**Entries shown:**

+++

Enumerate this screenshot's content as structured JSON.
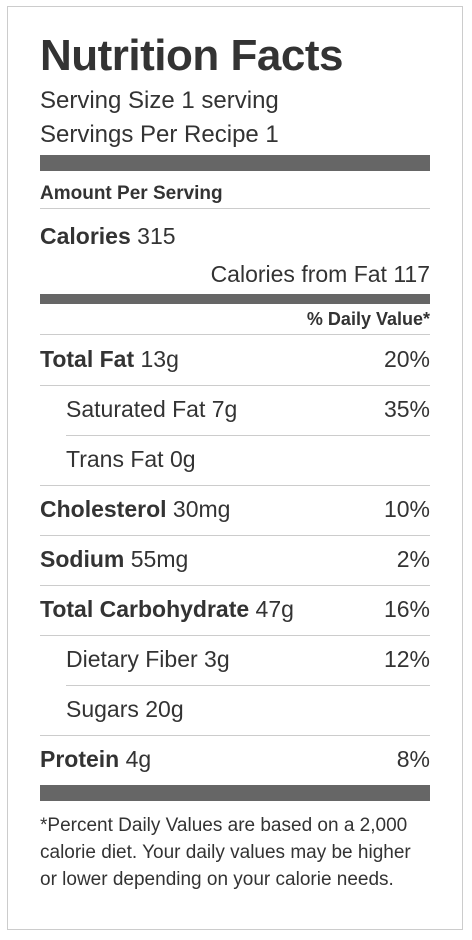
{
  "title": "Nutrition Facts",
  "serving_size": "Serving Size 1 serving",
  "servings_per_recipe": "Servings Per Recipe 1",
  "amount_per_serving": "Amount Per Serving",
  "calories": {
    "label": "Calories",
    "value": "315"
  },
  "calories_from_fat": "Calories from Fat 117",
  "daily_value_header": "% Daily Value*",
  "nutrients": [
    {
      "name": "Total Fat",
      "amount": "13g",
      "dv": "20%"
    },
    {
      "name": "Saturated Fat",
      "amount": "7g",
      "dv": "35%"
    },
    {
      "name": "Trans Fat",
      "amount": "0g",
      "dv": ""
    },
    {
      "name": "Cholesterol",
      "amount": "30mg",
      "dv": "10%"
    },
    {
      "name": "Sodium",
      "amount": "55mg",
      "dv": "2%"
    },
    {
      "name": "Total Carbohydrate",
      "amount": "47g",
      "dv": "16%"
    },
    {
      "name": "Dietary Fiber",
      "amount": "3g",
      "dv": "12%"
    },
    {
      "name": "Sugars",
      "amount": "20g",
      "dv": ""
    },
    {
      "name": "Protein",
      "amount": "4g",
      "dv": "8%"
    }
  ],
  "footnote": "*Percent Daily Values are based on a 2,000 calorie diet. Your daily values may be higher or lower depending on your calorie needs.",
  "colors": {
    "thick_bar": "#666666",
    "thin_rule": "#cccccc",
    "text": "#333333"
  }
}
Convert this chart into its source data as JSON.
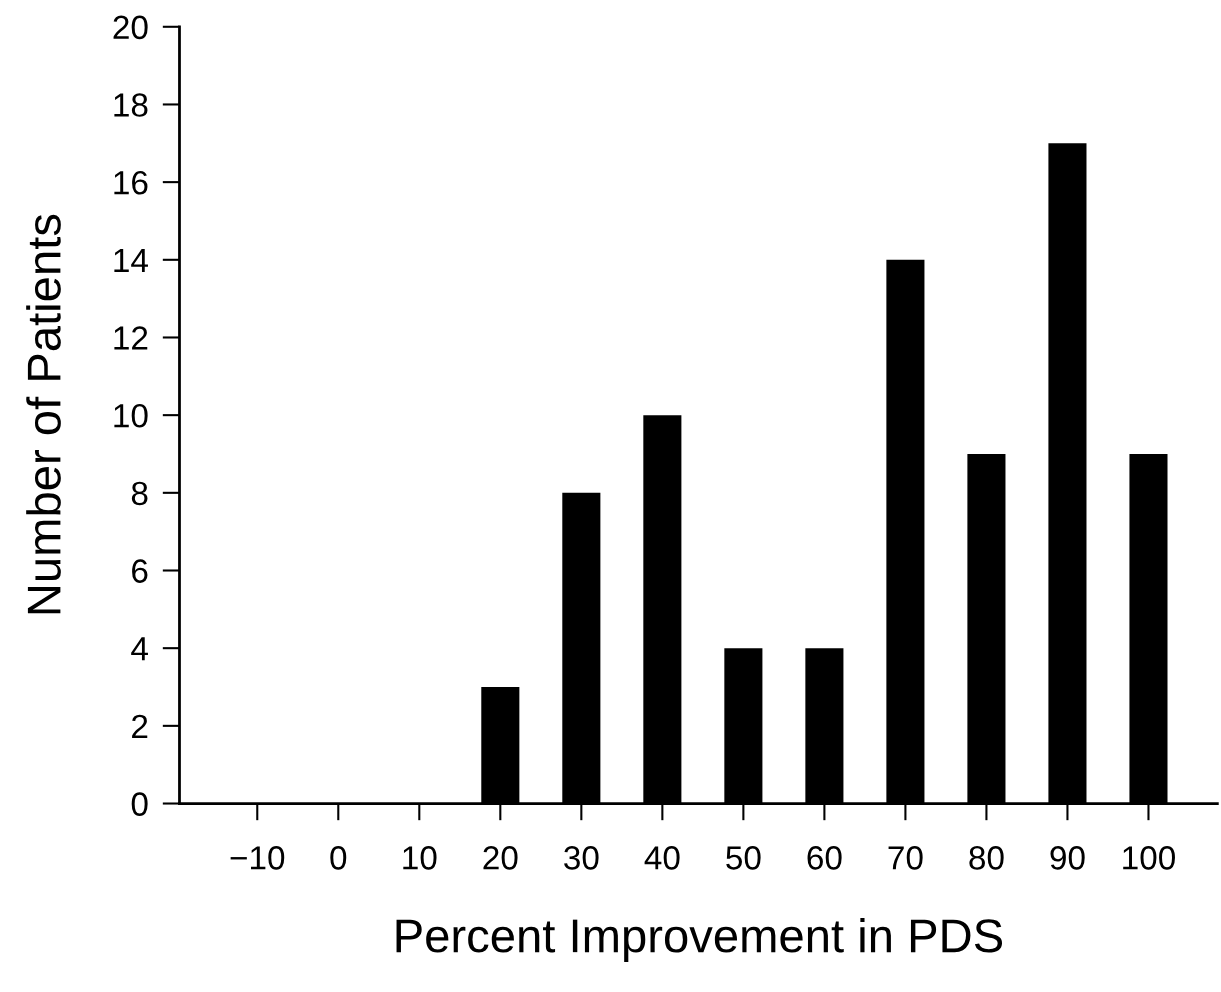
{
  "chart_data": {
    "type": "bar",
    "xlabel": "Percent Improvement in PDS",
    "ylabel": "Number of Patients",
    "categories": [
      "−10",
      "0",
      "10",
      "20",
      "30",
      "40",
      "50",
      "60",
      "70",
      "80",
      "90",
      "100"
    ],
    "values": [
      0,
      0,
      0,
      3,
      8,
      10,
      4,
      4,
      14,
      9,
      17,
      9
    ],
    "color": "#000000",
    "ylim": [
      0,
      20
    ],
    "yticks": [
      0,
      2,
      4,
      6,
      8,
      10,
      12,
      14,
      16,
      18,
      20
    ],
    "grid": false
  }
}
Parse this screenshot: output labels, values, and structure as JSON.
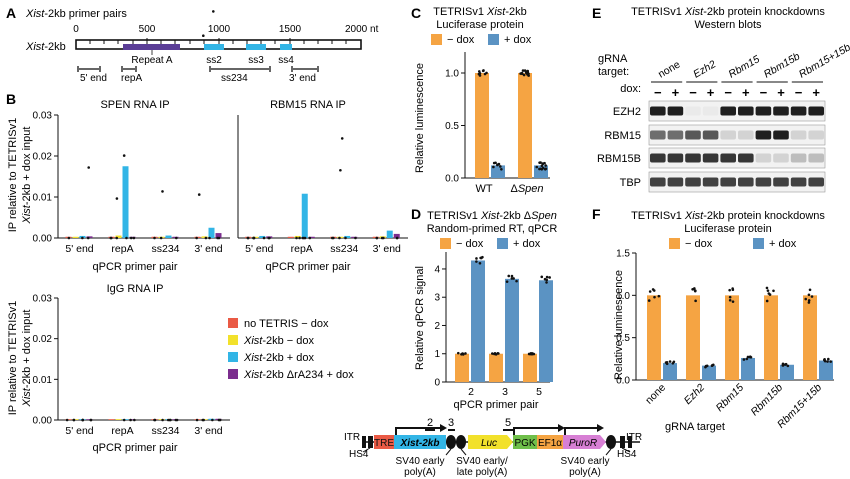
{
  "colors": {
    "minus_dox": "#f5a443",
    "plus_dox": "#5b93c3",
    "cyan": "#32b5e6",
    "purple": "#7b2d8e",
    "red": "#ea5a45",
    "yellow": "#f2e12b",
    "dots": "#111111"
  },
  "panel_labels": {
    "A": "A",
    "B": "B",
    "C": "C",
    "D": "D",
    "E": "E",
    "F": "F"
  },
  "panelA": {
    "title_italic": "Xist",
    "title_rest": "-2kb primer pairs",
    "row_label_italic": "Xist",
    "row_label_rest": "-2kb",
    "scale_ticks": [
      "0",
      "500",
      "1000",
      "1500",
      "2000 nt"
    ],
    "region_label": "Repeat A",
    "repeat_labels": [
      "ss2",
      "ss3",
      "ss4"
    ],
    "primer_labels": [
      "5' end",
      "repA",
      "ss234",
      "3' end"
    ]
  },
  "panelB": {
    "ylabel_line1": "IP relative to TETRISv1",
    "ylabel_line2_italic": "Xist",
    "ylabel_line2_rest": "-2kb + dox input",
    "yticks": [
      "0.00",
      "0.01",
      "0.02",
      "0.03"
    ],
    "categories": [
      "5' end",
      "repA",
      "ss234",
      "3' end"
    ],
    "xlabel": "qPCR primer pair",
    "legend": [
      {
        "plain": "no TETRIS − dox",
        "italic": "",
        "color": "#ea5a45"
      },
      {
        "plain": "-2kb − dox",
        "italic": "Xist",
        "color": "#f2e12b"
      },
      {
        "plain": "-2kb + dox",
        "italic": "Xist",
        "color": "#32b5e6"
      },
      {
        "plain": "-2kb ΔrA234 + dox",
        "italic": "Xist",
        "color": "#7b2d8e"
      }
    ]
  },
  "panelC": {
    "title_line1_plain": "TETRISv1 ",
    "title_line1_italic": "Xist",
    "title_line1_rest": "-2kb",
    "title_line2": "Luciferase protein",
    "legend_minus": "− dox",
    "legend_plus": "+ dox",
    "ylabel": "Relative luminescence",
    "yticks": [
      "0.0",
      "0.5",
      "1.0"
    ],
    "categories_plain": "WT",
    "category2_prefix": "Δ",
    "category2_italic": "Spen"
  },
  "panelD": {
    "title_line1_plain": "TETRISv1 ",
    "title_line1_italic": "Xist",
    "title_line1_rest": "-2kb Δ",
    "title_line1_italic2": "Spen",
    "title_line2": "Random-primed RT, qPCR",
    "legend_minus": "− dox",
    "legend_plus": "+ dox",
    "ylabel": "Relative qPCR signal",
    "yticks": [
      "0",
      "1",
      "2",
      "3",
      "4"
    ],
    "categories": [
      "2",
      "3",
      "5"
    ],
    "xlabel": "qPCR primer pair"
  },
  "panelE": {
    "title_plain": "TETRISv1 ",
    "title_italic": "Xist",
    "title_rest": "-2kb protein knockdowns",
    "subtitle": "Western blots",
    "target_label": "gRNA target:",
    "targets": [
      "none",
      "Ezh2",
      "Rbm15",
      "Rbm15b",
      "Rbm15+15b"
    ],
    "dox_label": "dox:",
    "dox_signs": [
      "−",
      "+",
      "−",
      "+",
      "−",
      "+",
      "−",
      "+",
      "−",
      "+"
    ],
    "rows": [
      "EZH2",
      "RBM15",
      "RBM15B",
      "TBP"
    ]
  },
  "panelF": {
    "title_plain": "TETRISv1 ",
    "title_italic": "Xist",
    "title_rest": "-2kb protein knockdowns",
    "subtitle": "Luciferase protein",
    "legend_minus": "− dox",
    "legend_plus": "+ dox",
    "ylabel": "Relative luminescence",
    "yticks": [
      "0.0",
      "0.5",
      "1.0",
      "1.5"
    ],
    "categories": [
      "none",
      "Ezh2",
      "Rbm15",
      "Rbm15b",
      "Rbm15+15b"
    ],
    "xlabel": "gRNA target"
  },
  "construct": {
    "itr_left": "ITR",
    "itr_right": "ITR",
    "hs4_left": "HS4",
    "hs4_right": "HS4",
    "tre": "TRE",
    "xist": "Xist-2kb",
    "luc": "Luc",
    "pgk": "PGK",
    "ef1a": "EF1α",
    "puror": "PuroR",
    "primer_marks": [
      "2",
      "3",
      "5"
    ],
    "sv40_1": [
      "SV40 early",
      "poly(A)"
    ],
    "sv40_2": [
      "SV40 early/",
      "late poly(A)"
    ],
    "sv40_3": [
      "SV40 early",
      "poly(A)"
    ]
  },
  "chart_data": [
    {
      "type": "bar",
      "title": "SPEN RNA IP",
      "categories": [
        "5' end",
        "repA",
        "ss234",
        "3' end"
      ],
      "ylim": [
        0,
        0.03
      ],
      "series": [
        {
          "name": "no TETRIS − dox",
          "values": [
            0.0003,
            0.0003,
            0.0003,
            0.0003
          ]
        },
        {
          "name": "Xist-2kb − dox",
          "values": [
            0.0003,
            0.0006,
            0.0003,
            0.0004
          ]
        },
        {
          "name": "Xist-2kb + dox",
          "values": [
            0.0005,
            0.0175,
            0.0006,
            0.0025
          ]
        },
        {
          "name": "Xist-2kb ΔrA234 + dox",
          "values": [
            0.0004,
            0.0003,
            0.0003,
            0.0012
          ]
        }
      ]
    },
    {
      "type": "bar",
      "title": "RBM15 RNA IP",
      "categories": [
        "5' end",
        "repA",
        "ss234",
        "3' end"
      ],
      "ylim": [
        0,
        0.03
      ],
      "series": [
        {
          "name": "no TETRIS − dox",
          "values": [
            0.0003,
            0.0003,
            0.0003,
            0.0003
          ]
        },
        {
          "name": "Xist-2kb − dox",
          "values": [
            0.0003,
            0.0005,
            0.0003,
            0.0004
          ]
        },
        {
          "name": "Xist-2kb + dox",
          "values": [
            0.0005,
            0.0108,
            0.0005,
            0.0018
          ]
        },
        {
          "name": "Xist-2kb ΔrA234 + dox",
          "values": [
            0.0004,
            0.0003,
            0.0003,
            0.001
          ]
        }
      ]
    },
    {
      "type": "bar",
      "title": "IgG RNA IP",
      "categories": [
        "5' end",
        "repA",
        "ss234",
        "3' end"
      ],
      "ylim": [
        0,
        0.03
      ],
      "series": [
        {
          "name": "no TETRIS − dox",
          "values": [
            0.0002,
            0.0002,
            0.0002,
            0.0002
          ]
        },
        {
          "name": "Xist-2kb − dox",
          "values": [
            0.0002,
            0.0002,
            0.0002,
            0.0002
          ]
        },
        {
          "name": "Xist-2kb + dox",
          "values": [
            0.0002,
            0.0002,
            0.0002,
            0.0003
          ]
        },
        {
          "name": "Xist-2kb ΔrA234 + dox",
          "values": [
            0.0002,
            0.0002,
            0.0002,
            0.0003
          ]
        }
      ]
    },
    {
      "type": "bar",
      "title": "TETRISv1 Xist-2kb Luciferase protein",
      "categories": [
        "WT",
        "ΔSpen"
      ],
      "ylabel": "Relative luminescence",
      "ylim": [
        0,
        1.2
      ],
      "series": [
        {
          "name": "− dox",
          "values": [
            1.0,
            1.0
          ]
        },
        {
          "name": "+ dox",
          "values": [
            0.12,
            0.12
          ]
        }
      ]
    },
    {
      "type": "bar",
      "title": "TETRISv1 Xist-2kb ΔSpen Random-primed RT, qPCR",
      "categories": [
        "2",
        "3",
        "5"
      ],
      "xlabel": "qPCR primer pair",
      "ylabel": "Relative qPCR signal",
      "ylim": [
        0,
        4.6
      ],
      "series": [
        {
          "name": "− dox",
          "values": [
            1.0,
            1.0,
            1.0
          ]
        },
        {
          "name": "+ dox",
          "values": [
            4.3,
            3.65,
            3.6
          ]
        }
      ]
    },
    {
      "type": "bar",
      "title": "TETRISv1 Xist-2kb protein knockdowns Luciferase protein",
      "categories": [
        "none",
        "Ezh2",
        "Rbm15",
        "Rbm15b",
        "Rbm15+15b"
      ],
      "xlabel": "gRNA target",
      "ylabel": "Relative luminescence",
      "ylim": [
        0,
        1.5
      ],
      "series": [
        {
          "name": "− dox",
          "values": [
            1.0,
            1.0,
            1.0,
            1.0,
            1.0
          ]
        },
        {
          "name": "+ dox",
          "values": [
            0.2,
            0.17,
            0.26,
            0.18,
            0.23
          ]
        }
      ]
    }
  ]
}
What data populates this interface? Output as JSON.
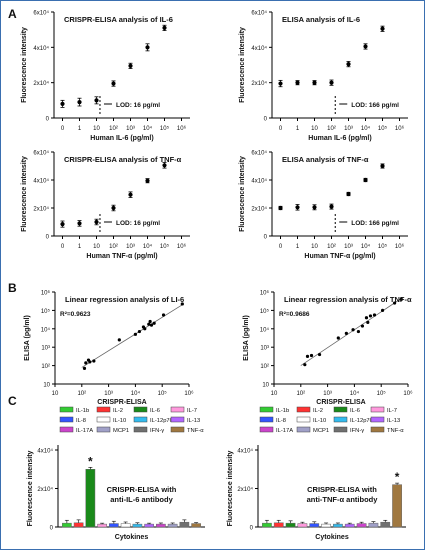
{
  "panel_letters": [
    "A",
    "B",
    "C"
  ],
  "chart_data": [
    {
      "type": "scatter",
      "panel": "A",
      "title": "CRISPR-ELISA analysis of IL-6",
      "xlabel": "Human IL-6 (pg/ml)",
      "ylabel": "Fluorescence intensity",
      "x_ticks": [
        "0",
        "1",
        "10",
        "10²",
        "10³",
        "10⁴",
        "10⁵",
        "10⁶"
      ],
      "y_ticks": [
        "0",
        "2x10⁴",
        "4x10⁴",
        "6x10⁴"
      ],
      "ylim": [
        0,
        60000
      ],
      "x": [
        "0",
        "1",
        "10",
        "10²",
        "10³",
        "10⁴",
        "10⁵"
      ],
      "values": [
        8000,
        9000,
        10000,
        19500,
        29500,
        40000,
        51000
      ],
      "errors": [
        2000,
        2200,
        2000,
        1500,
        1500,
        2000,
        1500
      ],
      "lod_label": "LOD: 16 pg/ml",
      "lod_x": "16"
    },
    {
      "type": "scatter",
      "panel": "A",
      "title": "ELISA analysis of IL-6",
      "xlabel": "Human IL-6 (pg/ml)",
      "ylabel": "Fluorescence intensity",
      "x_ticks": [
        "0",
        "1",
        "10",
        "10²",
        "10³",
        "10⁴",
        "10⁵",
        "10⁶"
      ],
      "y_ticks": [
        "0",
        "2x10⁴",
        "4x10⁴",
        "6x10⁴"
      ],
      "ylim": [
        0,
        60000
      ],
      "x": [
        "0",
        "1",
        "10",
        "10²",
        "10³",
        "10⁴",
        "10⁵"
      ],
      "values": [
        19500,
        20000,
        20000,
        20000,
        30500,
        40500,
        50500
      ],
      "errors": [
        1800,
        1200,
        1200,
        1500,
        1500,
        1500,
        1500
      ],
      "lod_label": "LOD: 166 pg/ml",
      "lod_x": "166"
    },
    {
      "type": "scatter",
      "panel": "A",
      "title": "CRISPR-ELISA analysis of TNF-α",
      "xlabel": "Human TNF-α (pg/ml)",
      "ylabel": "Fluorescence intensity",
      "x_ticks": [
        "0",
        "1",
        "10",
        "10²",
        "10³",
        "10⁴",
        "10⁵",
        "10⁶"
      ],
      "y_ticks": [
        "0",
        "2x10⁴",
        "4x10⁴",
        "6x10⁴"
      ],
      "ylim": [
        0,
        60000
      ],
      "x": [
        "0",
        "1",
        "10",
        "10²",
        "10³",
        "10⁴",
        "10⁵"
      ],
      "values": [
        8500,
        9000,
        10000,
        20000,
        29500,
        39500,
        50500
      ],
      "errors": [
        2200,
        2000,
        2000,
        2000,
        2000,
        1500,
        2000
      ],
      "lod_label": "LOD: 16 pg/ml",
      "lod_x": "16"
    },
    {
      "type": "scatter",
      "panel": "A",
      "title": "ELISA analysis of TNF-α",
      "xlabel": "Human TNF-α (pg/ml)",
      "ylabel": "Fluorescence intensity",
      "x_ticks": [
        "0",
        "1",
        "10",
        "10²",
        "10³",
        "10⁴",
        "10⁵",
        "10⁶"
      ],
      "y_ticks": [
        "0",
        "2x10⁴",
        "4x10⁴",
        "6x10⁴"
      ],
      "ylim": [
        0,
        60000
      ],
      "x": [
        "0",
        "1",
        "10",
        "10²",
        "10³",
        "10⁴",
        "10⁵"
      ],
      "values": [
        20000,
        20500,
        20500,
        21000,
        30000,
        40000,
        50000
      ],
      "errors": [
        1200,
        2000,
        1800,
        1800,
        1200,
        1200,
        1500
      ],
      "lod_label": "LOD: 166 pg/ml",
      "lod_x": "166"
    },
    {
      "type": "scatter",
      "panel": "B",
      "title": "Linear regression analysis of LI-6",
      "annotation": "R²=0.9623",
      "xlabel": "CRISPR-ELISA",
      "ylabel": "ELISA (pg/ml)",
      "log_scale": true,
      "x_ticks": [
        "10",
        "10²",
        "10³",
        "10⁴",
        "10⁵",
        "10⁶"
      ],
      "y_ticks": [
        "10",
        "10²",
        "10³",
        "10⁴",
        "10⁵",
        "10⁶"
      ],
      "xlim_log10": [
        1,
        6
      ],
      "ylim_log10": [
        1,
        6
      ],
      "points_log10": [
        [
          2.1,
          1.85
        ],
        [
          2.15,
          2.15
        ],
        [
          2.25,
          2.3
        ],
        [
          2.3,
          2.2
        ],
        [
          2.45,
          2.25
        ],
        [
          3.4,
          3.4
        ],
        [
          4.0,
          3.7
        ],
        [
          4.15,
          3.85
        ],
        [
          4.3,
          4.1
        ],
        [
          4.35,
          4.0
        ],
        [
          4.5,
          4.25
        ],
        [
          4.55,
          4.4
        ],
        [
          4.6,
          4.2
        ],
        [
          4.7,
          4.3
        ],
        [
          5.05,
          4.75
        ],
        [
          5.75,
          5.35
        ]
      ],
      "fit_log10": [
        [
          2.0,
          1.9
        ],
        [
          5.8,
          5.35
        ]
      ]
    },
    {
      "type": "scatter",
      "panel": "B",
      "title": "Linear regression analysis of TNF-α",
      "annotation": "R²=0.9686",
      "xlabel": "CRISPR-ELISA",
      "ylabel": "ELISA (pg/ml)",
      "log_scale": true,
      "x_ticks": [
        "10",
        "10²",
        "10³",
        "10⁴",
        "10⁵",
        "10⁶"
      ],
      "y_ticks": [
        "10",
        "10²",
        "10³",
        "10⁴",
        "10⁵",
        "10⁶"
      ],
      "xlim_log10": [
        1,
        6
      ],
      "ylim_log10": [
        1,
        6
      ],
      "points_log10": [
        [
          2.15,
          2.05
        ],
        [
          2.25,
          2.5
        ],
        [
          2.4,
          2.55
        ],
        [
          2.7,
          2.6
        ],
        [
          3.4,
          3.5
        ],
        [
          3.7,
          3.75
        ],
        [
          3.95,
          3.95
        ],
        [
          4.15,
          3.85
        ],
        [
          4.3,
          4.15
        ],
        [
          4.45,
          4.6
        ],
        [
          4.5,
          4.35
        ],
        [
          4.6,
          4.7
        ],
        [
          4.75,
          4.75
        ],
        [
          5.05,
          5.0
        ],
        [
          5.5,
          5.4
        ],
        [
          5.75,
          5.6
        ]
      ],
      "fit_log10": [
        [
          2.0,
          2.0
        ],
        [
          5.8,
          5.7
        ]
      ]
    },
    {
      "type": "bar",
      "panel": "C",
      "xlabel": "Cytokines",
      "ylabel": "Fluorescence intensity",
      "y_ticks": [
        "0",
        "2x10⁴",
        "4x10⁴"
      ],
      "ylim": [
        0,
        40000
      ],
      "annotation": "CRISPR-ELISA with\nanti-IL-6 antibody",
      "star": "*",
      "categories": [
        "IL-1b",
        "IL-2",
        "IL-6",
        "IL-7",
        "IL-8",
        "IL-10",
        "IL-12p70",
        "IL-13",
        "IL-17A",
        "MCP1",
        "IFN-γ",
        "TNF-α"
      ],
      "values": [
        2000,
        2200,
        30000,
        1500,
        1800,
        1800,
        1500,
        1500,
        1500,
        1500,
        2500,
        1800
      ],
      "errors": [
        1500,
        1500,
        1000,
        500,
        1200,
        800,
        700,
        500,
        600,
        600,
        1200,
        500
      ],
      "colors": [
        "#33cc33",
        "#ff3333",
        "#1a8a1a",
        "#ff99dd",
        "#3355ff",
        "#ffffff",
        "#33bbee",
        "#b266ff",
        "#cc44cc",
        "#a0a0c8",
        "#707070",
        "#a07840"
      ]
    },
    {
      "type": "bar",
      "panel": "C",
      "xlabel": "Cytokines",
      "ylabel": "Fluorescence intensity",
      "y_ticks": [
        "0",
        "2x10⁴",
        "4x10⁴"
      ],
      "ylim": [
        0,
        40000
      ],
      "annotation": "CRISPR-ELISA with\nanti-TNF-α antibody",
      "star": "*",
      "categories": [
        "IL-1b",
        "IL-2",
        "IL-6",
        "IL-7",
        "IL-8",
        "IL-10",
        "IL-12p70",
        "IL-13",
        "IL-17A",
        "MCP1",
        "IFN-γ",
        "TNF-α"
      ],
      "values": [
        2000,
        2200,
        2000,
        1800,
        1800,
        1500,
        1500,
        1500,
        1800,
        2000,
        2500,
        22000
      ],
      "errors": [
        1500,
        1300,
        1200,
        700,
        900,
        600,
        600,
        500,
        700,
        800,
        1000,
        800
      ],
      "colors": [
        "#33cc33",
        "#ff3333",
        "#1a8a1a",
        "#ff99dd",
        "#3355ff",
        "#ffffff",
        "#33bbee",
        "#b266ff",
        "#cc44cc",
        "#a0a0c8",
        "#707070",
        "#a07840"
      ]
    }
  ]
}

+++

**What this task involves:** Go through the material above and copy each line that has the word "with".

**Task response:**
      "annotation": "CRISPR-ELISA with\nanti-IL-6 antibody",
      "annotation": "CRISPR-ELISA with\nanti-TNF-α antibody",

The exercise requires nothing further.